Recorded data:
** START **
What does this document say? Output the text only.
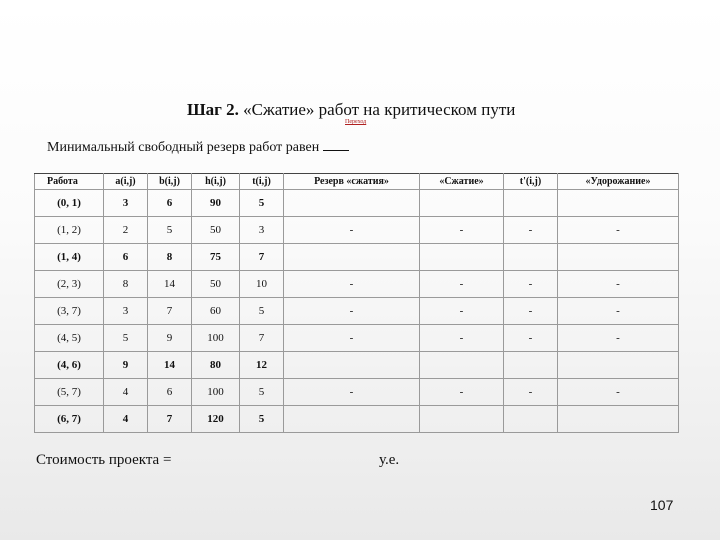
Шаг 2. «Сжатие» работ на критическом пути
Переход
Минимальный свободный резерв работ равен
Работа	a(i,j)	b(i,j)	h(i,j)	t(i,j)	Резерв «сжатия»	«Сжатие»	t'(i,j)	«Удорожание»
(0, 1)	3	6	90	5				
(1, 2)	2	5	50	3	-	-	-	-
(1, 4)	6	8	75	7				
(2, 3)	8	14	50	10	-	-	-	-
(3, 7)	3	7	60	5	-	-	-	-
(4, 5)	5	9	100	7	-	-	-	-
(4, 6)	9	14	80	12				
(5, 7)	4	6	100	5	-	-	-	-
(6, 7)	4	7	120	5				
Стоимость проекта =	у.е.
107
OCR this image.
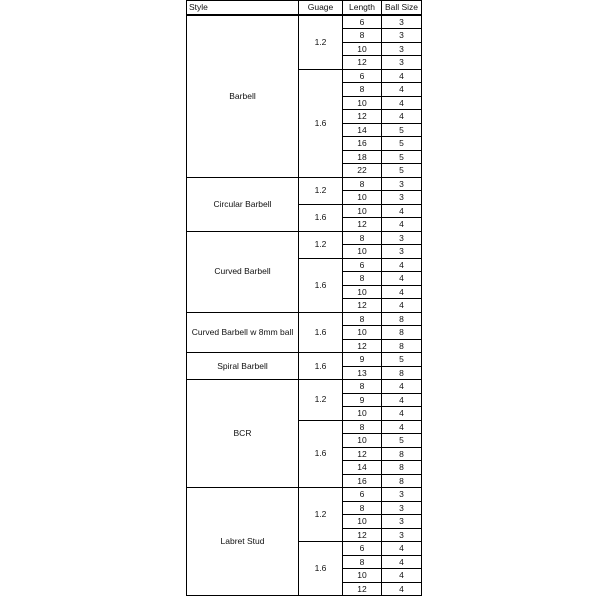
Style	Guage	Length	Ball Size
Barbell	1.2	6	3
		8	3
		10	3
		12	3
	1.6	6	4
		8	4
		10	4
		12	4
		14	5
		16	5
		18	5
		22	5
Circular Barbell	1.2	8	3
		10	3
	1.6	10	4
		12	4
Curved Barbell	1.2	8	3
		10	3
	1.6	6	4
		8	4
		10	4
		12	4
Curved Barbell w 8mm ball	1.6	8	8
		10	8
		12	8
Spiral Barbell	1.6	9	5
		13	8
BCR	1.2	8	4
		9	4
		10	4
	1.6	8	4
		10	5
		12	8
		14	8
		16	8
Labret Stud	1.2	6	3
		8	3
		10	3
		12	3
	1.6	6	4
		8	4
		10	4
		12	4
** END **
:: YOUR TASK ::
Exclude the images and reproduce the remaining data exactly.

:: TASK SOLUTION ::
What does this document say? Output the text only.
Шаг 2. «Сжатие» работ на критическом пути
Переход
Минимальный свободный резерв работ равен
Работа	a(i,j)	b(i,j)	h(i,j)	t(i,j)	Резерв «сжатия»	«Сжатие»	t'(i,j)	«Удорожание»
(0, 1)	3	6	90	5				
(1, 2)	2	5	50	3	-	-	-	-
(1, 4)	6	8	75	7				
(2, 3)	8	14	50	10	-	-	-	-
(3, 7)	3	7	60	5	-	-	-	-
(4, 5)	5	9	100	7	-	-	-	-
(4, 6)	9	14	80	12				
(5, 7)	4	6	100	5	-	-	-	-
(6, 7)	4	7	120	5				
Стоимость проекта =	у.е.
107
OCR this image.
Style	Guage	Length	Ball Size
Barbell	1.2	6	3
		8	3
		10	3
		12	3
	1.6	6	4
		8	4
		10	4
		12	4
		14	5
		16	5
		18	5
		22	5
Circular Barbell	1.2	8	3
		10	3
	1.6	10	4
		12	4
Curved Barbell	1.2	8	3
		10	3
	1.6	6	4
		8	4
		10	4
		12	4
Curved Barbell w 8mm ball	1.6	8	8
		10	8
		12	8
Spiral Barbell	1.6	9	5
		13	8
BCR	1.2	8	4
		9	4
		10	4
	1.6	8	4
		10	5
		12	8
		14	8
		16	8
Labret Stud	1.2	6	3
		8	3
		10	3
		12	3
	1.6	6	4
		8	4
		10	4
		12	4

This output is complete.